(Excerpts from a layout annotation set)
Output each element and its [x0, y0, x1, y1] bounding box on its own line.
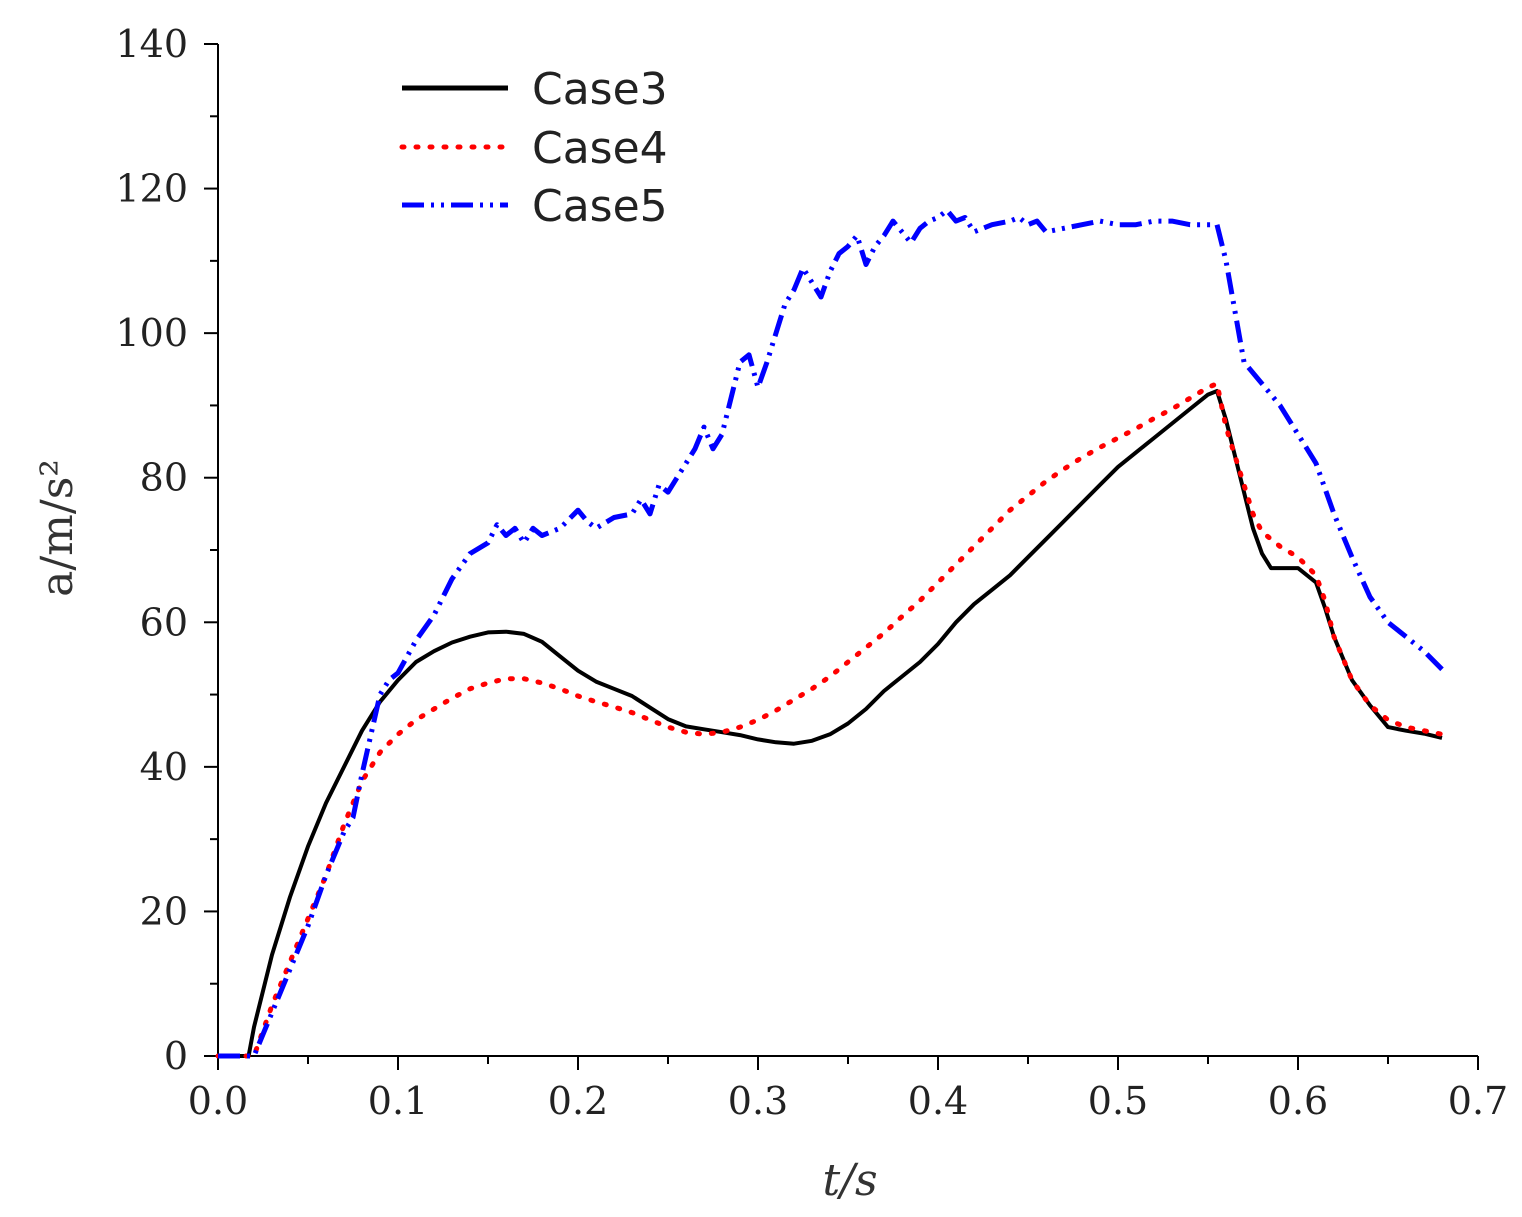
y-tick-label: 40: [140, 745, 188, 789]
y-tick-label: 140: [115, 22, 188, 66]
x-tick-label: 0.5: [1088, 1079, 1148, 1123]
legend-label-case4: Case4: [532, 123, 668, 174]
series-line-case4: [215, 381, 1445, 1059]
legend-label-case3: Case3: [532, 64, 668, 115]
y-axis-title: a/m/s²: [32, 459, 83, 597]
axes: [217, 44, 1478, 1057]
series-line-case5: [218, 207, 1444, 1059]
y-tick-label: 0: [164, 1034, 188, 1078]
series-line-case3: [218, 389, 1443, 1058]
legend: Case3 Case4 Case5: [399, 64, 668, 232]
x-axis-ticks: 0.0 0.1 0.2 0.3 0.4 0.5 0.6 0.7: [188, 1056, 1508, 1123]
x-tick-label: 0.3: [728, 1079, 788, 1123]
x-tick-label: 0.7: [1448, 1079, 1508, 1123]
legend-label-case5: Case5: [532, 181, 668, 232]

◆ **Problem statement**:
Convert every line of the material into a Markdown table with the columns "Row" and "Line", placing the row number in the first and the line in the second. Omit blank lines and leave out the pictures.

◆ **Response for this exercise**:
| Row | Line |
|---|---|
| 1 | Output each element and its [x0, y0, x1, y1] bounding box on its own line. |
| 2 | y-tick-label: 40: [140, 745, 188, 789] |
| 3 | y-tick-label: 140: [115, 22, 188, 66] |
| 4 | x-tick-label: 0.5: [1088, 1079, 1148, 1123] |
| 5 | legend-label-case4: Case4: [532, 123, 668, 174] |
| 6 | series-line-case4: [215, 381, 1445, 1059] |
| 7 | legend-label-case3: Case3: [532, 64, 668, 115] |
| 8 | y-axis-title: a/m/s²: [32, 459, 83, 597] |
| 9 | axes: [217, 44, 1478, 1057] |
| 10 | series-line-case5: [218, 207, 1444, 1059] |
| 11 | y-tick-label: 0: [164, 1034, 188, 1078] |
| 12 | series-line-case3: [218, 389, 1443, 1058] |
| 13 | legend: Case3 Case4 Case5: [399, 64, 668, 232] |
| 14 | x-axis-ticks: 0.0 0.1 0.2 0.3 0.4 0.5 0.6 0.7: [188, 1056, 1508, 1123] |
| 15 | x-tick-label: 0.3: [728, 1079, 788, 1123] |
| 16 | x-tick-label: 0.7: [1448, 1079, 1508, 1123] |
| 17 | legend-label-case5: Case5: [532, 181, 668, 232] |